EXERCISE BRIEF - Write out all records as given; omit images.

DATA -
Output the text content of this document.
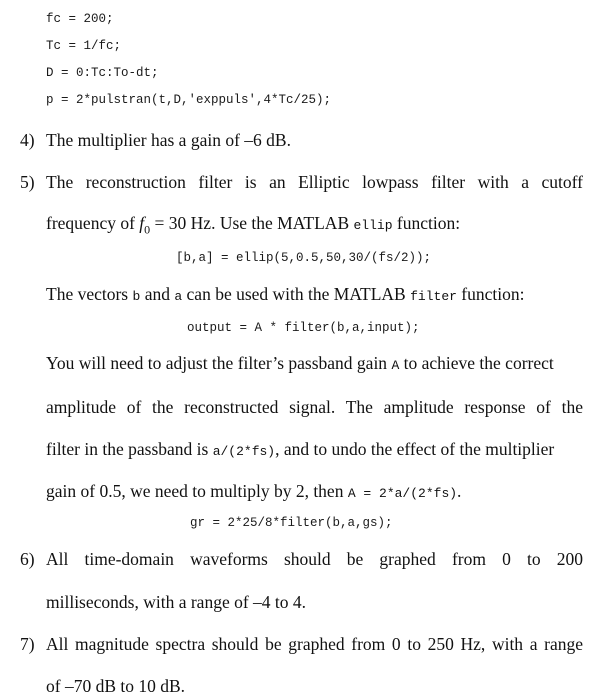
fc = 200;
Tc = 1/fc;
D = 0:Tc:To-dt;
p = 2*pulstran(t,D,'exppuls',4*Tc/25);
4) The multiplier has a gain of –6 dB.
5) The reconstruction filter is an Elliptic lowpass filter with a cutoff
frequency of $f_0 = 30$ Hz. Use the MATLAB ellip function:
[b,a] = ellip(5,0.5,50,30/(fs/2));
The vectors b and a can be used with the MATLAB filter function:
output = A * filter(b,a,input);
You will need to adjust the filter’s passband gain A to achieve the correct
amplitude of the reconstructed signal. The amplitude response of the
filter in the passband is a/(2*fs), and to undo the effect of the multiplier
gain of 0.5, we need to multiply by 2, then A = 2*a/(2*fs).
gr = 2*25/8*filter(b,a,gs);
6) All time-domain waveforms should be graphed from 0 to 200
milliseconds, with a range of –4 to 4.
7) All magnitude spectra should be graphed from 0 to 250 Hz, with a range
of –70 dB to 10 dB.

THE OUTPUT -
Output the text content of this document.
fc = 200;
Tc = 1/fc;
D = 0:Tc:To-dt;
p = 2*pulstran(t,D,'exppuls',4*Tc/25);
4) The multiplier has a gain of –6 dB.
5) The reconstruction filter is an Elliptic lowpass filter with a cutoff
frequency of $f_0 = 30$ Hz. Use the MATLAB ellip function:
[b,a] = ellip(5,0.5,50,30/(fs/2));
The vectors b and a can be used with the MATLAB filter function:
output = A * filter(b,a,input);
You will need to adjust the filter’s passband gain A to achieve the correct
amplitude of the reconstructed signal. The amplitude response of the
filter in the passband is a/(2*fs), and to undo the effect of the multiplier
gain of 0.5, we need to multiply by 2, then A = 2*a/(2*fs).
gr = 2*25/8*filter(b,a,gs);
6) All time-domain waveforms should be graphed from 0 to 200
milliseconds, with a range of –4 to 4.
7) All magnitude spectra should be graphed from 0 to 250 Hz, with a range
of –70 dB to 10 dB.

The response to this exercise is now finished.